[Transcript data for document pages]
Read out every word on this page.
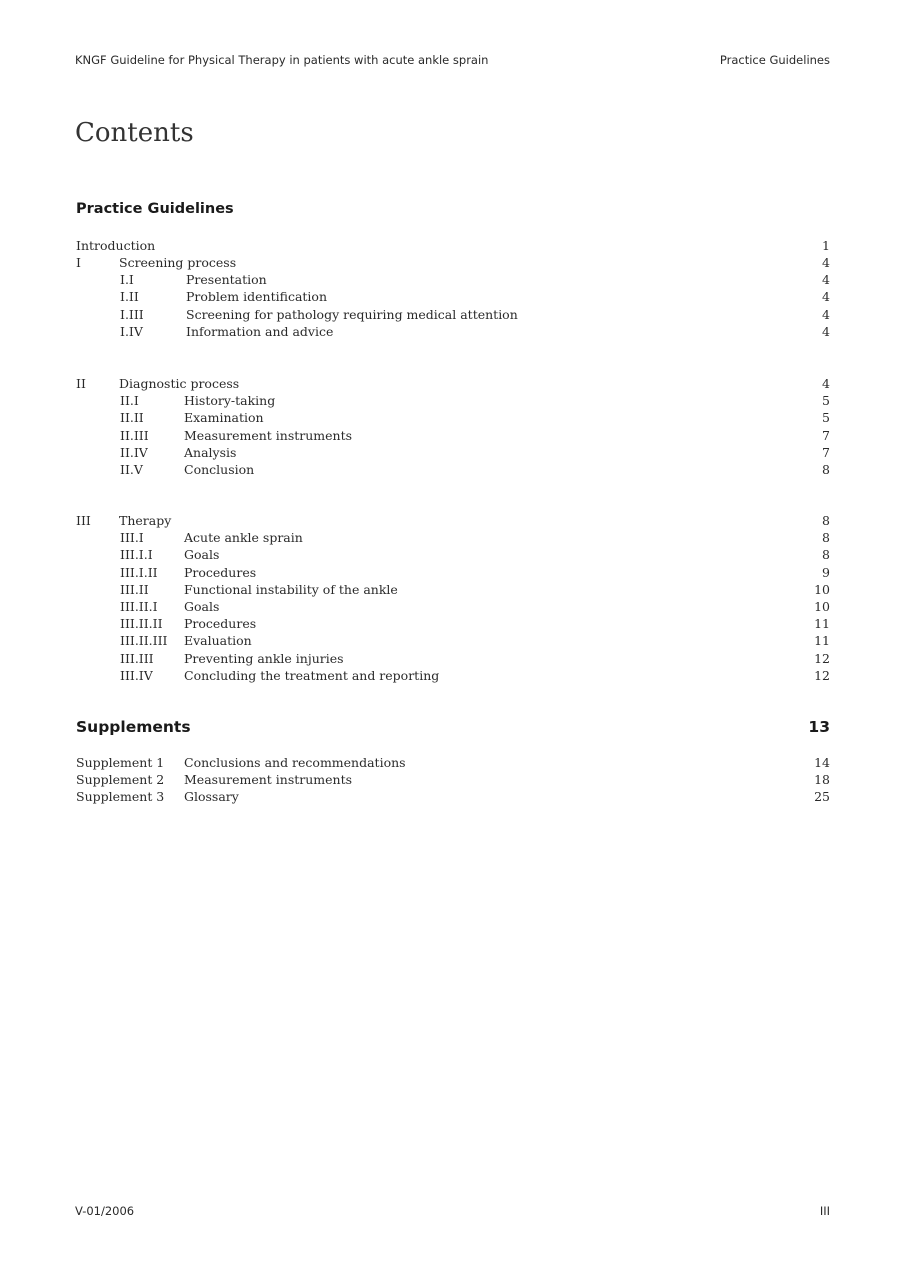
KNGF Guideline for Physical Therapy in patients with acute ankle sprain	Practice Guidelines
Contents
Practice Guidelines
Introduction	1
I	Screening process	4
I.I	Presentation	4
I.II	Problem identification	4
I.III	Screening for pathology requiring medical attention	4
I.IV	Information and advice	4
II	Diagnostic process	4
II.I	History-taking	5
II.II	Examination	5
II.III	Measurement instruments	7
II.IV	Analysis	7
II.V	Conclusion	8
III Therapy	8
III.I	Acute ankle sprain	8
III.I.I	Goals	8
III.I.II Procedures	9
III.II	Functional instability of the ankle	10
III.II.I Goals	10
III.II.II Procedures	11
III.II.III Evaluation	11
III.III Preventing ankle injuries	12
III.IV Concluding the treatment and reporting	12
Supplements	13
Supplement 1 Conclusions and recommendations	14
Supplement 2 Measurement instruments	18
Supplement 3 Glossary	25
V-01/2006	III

● **Brief**: Quote the records above in full, dropping each picture.

● **Your solution**:
Read out every word on this page.
KNGF Guideline for Physical Therapy in patients with acute ankle sprain	Practice Guidelines
Contents
Practice Guidelines
Introduction	1
I	Screening process	4
I.I	Presentation	4
I.II	Problem identification	4
I.III	Screening for pathology requiring medical attention	4
I.IV	Information and advice	4
II	Diagnostic process	4
II.I	History-taking	5
II.II	Examination	5
II.III	Measurement instruments	7
II.IV	Analysis	7
II.V	Conclusion	8
III Therapy	8
III.I	Acute ankle sprain	8
III.I.I	Goals	8
III.I.II Procedures	9
III.II	Functional instability of the ankle	10
III.II.I Goals	10
III.II.II Procedures	11
III.II.III Evaluation	11
III.III Preventing ankle injuries	12
III.IV Concluding the treatment and reporting	12
Supplements	13
Supplement 1 Conclusions and recommendations	14
Supplement 2 Measurement instruments	18
Supplement 3 Glossary	25
V-01/2006	III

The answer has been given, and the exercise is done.